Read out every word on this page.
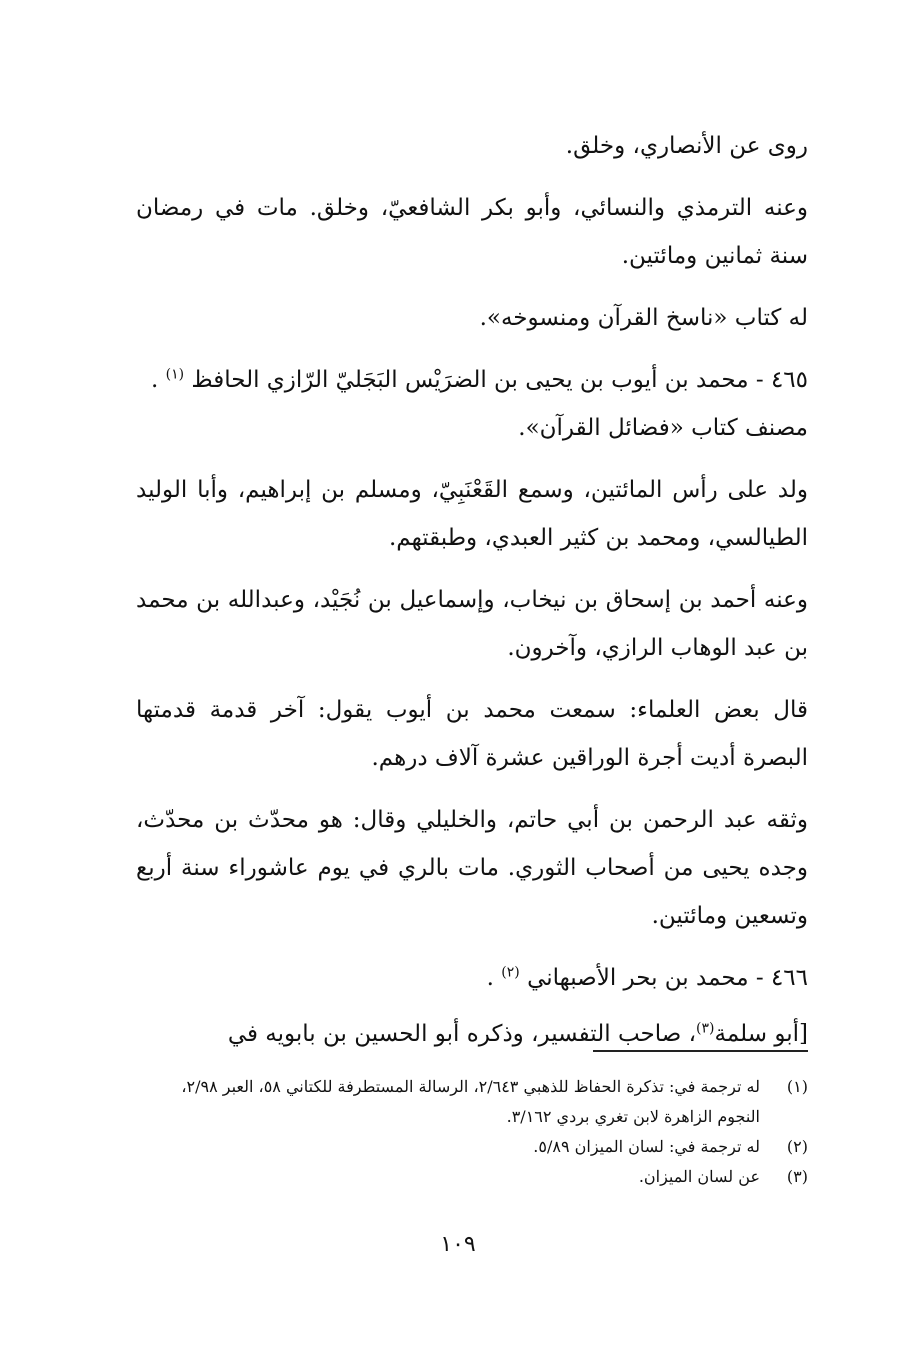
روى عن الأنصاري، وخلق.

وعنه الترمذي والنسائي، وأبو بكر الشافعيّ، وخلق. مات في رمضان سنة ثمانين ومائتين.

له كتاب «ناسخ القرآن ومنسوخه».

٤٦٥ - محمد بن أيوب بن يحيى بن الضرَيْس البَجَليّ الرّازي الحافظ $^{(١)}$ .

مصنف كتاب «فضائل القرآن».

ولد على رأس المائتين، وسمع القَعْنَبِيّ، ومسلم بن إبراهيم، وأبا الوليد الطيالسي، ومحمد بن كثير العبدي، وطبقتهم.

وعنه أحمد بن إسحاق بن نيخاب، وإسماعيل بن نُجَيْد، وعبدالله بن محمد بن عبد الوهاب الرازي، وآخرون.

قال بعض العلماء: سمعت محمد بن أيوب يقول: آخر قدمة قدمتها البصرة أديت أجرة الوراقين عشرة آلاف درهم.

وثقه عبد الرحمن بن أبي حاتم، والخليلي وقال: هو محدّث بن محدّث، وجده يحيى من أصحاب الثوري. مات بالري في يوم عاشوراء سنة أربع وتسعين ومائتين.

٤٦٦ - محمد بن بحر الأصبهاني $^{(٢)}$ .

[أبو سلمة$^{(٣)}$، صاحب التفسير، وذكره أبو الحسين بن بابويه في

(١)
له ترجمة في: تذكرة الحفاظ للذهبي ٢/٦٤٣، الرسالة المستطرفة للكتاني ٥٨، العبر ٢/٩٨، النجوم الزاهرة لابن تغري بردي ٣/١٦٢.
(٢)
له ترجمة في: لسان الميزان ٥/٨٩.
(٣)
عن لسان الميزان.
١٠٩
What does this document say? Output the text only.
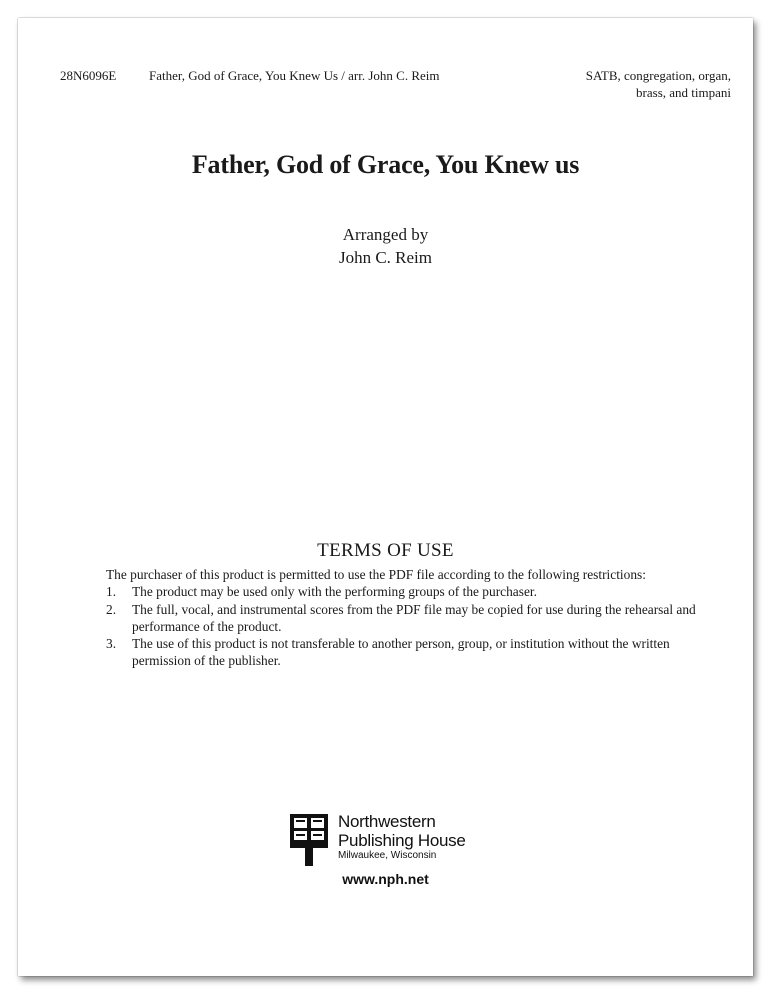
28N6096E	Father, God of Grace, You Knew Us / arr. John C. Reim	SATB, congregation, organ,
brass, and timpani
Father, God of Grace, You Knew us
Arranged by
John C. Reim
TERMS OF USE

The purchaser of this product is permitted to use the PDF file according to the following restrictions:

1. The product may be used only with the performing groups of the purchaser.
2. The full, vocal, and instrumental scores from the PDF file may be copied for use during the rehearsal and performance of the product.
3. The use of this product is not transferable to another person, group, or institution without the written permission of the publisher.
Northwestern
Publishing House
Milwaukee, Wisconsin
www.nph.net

━━━━━━━━━━━━━━━━

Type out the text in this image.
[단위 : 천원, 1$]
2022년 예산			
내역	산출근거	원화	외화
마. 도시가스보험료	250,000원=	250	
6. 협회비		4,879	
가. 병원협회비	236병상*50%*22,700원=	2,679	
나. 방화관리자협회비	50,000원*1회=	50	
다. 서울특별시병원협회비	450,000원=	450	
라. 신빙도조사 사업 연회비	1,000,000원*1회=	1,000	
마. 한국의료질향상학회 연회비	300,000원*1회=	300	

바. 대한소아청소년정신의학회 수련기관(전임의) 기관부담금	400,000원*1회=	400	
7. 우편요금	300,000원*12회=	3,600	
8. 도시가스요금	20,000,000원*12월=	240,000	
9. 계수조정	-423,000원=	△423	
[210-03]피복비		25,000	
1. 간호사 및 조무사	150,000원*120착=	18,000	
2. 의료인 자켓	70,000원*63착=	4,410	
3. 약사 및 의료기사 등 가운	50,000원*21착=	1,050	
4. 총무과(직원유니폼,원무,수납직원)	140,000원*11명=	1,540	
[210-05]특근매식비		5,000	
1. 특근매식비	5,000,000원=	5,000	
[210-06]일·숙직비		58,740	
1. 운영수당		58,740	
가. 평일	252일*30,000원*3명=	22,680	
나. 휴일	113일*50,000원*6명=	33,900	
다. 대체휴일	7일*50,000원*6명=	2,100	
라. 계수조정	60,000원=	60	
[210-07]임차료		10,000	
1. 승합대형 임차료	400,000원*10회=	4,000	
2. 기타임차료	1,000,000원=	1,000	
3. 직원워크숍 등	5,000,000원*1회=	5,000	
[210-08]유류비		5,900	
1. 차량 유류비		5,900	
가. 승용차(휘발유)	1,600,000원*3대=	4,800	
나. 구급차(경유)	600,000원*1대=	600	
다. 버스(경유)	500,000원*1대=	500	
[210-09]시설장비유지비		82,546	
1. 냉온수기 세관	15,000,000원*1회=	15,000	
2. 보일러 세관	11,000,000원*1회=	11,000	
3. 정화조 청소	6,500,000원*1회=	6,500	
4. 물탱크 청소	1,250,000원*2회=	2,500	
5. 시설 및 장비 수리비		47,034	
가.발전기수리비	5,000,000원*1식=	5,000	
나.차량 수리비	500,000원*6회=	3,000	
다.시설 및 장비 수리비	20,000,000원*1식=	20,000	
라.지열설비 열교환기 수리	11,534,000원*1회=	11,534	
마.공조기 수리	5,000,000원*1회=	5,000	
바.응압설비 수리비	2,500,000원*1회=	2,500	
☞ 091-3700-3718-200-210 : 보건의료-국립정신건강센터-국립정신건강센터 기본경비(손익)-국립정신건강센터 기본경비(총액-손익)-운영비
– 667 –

━━━━━━━━━━━━━━━━

▶ **WHAT THE TASK ASKS**: Gather each line in the data that holds the string "Father".

▶ **SOLVED PROBLEM**:
28N6096E	Father, God of Grace, You Knew Us / arr. John C. Reim	SATB, congregation, organ,
Father, God of Grace, You Knew us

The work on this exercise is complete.